**BLOK TEKS**
►

Biasanya Ayah kalau malam kan mengaji atau membaca kitab kuning. Saya merasa agak berdosa juga karena bersiasat agar Ayah membaca buku atau kitab putih tentang pendidikan atau ilmu jiwa, dan ayah lupa mengaji dan membaca kitab kuning. Ketika hal ini berkali-kali saya lakukan, akhirnya Ayah tahu kalau aku meninggalkan buku ini di ruang tamu agar dia baca. Tetapi Ayah diam saja dan tidak menegur saya.
Rupanya Ayah bisa menikmati bacaan segar tentang pendidikan dan ilmu jiwa. Implikasinya, dalam mendidik adik-adik saya Ayah berubah. Ayah menjadi lebih ramah dan lembut. Ketika mengajari adik saya membaca Al Quran, Ayah menyembunyikan tongkat rotan yang dulu sering untuk menggebrak meja kalau bacaan saya ngaco, kadang dulu rotan itu mampir di kepala bagian terkeras.
Selamatlah adik saya dari pendidikan gaya militer. Ayah diam diam tidak malu belajar tentang ilmu pendidikan dan ilmu jiwa kepada anaknya, walau secara tidak langsung, lewat membaca buku anaknya.

◄

**CUPLIKAN ENTRI**
►

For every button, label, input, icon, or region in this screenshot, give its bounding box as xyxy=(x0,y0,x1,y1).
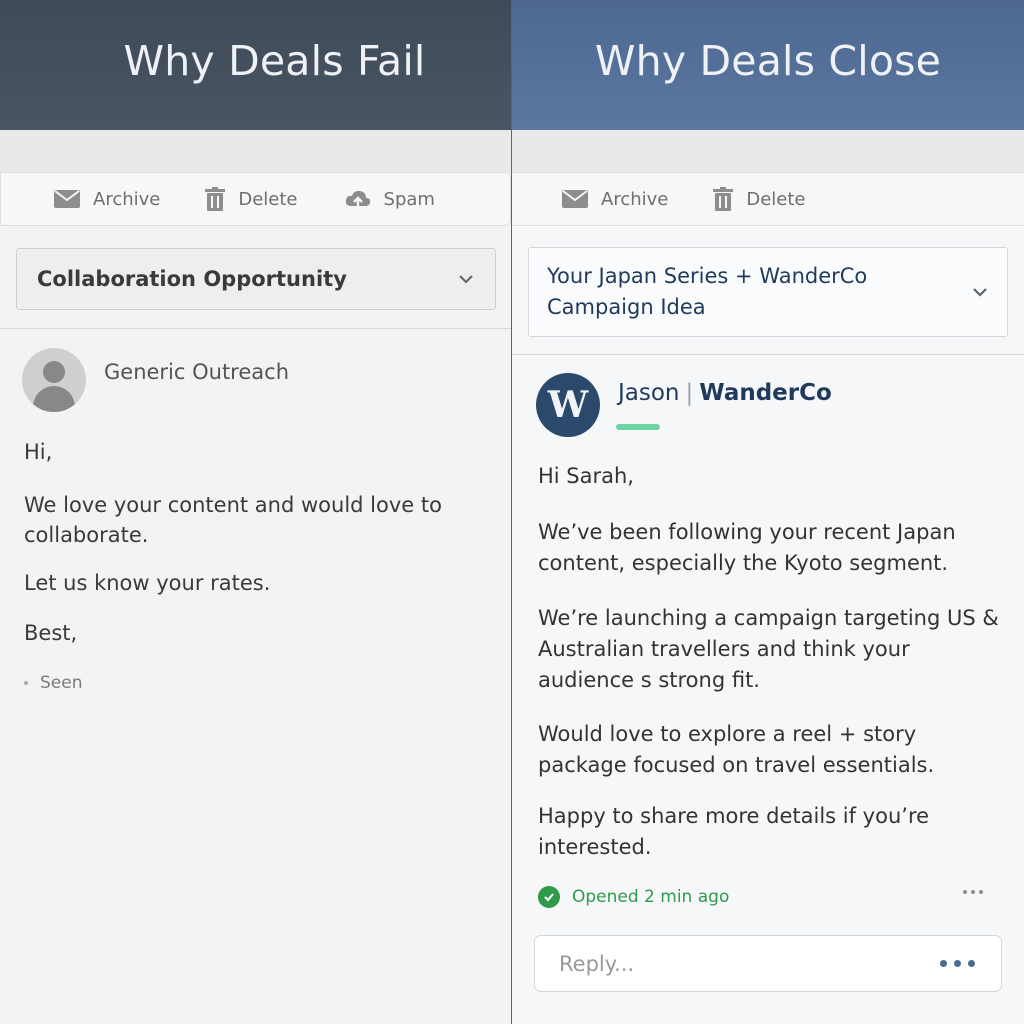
right-subject-dropdown[interactable]: Your Japan Series + WanderCo Campaign Id… xyxy=(528,247,1008,337)
archive-button[interactable]: Archive xyxy=(561,189,668,210)
archive-label: Archive xyxy=(601,188,669,210)
wanderco-logo: W xyxy=(536,373,600,437)
archive-button[interactable]: Archive xyxy=(53,189,160,210)
accent-bar xyxy=(616,424,660,430)
trash-icon xyxy=(205,187,226,211)
left-subject: Collaboration Opportunity xyxy=(37,267,347,291)
left-sender: Generic Outreach xyxy=(104,360,290,384)
left-divider xyxy=(0,328,511,329)
left-banner: Why Deals Fail xyxy=(0,0,511,130)
right-panel: Why Deals Close Archive Delete Your Japa… xyxy=(512,0,1024,1024)
opened-label: Opened 2 min ago xyxy=(572,887,730,907)
right-paragraph-4: Happy to share more details if you’re in… xyxy=(538,804,930,859)
left-paragraph-1: We love your content and would love to c… xyxy=(24,493,442,547)
left-greeting: Hi, xyxy=(24,440,53,464)
left-toolbar: Archive Delete Spam xyxy=(0,172,511,226)
delete-button[interactable]: Delete xyxy=(204,187,298,211)
seen-label: Seen xyxy=(40,673,83,693)
reply-input[interactable] xyxy=(559,951,889,976)
sender-company: WanderCo xyxy=(699,380,832,406)
avatar-letter: W xyxy=(547,384,589,426)
archive-label: Archive xyxy=(93,188,161,210)
right-paragraph-3: Would love to explore a reel + story pac… xyxy=(538,722,935,777)
spam-button[interactable]: Spam xyxy=(344,188,435,210)
left-paragraph-2: Let us know your rates. xyxy=(24,571,271,595)
envelope-icon xyxy=(562,190,588,208)
right-status: Opened 2 min ago xyxy=(538,886,729,908)
left-signoff: Best, xyxy=(24,621,78,645)
trash-icon xyxy=(713,187,734,211)
right-banner-title: Why Deals Close xyxy=(594,37,942,85)
right-paragraph-1: We’ve been following your recent Japan c… xyxy=(538,520,956,575)
reply-more-icon[interactable] xyxy=(940,960,975,967)
sender-name: Jason xyxy=(618,380,680,406)
right-greeting: Hi Sarah, xyxy=(538,464,634,488)
reply-box[interactable] xyxy=(534,935,1002,992)
delete-label: Delete xyxy=(746,188,806,210)
avatar xyxy=(22,348,86,412)
status-dot xyxy=(24,681,28,685)
more-icon[interactable] xyxy=(963,890,983,894)
right-banner: Why Deals Close xyxy=(512,0,1024,130)
left-status: Seen xyxy=(24,673,82,693)
delete-button[interactable]: Delete xyxy=(712,187,806,211)
spam-label: Spam xyxy=(383,188,435,210)
envelope-icon xyxy=(54,190,80,208)
left-spacer xyxy=(0,130,511,172)
spam-icon xyxy=(345,190,370,208)
right-subject: Your Japan Series + WanderCo Campaign Id… xyxy=(547,264,868,319)
check-icon xyxy=(538,886,560,908)
chevron-down-icon xyxy=(973,288,987,297)
left-subject-dropdown[interactable]: Collaboration Opportunity xyxy=(16,248,496,310)
chevron-down-icon xyxy=(459,275,473,284)
right-sender: Jason | WanderCo xyxy=(618,380,832,406)
right-paragraph-2: We’re launching a campaign targeting US … xyxy=(538,606,999,692)
right-toolbar: Archive Delete xyxy=(512,172,1024,226)
right-divider xyxy=(512,354,1024,355)
left-banner-title: Why Deals Fail xyxy=(123,37,426,85)
left-panel: Why Deals Fail Archive Delete Spam Colla… xyxy=(0,0,511,1024)
right-spacer xyxy=(512,130,1024,172)
delete-label: Delete xyxy=(238,188,298,210)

◄

Tuliskan lanjutan teks tentang Ayah yang membaca buku anaknya, dimulai setelah kalimat terakhirnya. Entri-entri tersebut adalah bahan tersendiri yang terpisah dari teks tentang Ayah yang membaca buku anaknya.

Siasat semacam ini pernah juga saya terapkanp di kelas lima atau enam sekolah guru agama saya. Dan siasat ini saya terapkan kepada guru bahasa Indonesia yang juga mengajar sastra. Karena saya waktu itu dikenal aktif dan masuk dalam komunitas sastra Malioboro itu, maka pak Guru itu memandang saya punya kompetensi dalam menjelaskan soal perkembangan sastra Indonesia mutakhir.
Apalagi saya di Shopping Center sempat membeli diikat buku sastra Angkatan 45 dan Angkatan 66. Buku itu saya perlihatkan kepada pak Guru. Pak Guru memeriksa buku itu beberapa hari, lalu buku itu dikembalikan, diberi tanda.”Mus, yang saya beri tanda ini tolong ditulis di papan tulis agar dicatat teman-temanmu.” “Siap, Pak”. Saya pun membersihkan papan tulis, mengambil kapur dan menulis teks yang diberi tanda itu.
Teman-teman itu menyalin. Kulirik, Pak Guru itu juga menyalin apa yang saya tulis di papan tulis. Saya pun bisa bergaya menjadi guru sastra, dengan murid utama guru bahasa dan sastra saya itu sendiri. Mungkin sekarang tidak terbayangkan kalau di tahun 1970an sudah ada Guru yang ‘liberal’ seperti beliau.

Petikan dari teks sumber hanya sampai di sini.